_Description of the task_. Exactly reproduce all the records, keeping pictures out of the copy.
— Start of Records —
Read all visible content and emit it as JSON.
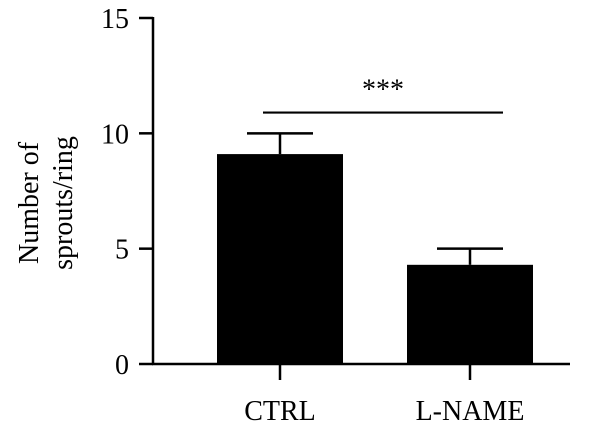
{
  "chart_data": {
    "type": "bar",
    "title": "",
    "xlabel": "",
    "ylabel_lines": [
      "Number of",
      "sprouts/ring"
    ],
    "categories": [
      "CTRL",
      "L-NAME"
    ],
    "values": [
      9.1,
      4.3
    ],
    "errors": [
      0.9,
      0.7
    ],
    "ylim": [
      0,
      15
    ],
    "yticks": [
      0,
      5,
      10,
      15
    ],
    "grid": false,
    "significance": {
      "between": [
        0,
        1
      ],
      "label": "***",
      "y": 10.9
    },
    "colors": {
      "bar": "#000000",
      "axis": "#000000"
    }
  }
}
— End of Records —
_Correct output_.
Read all visible content and emit it as JSON.
{
  "chart_data": {
    "type": "bar",
    "title": "",
    "xlabel": "",
    "ylabel_lines": [
      "Number of",
      "sprouts/ring"
    ],
    "categories": [
      "CTRL",
      "L-NAME"
    ],
    "values": [
      9.1,
      4.3
    ],
    "errors": [
      0.9,
      0.7
    ],
    "ylim": [
      0,
      15
    ],
    "yticks": [
      0,
      5,
      10,
      15
    ],
    "grid": false,
    "significance": {
      "between": [
        0,
        1
      ],
      "label": "***",
      "y": 10.9
    },
    "colors": {
      "bar": "#000000",
      "axis": "#000000"
    }
  }
}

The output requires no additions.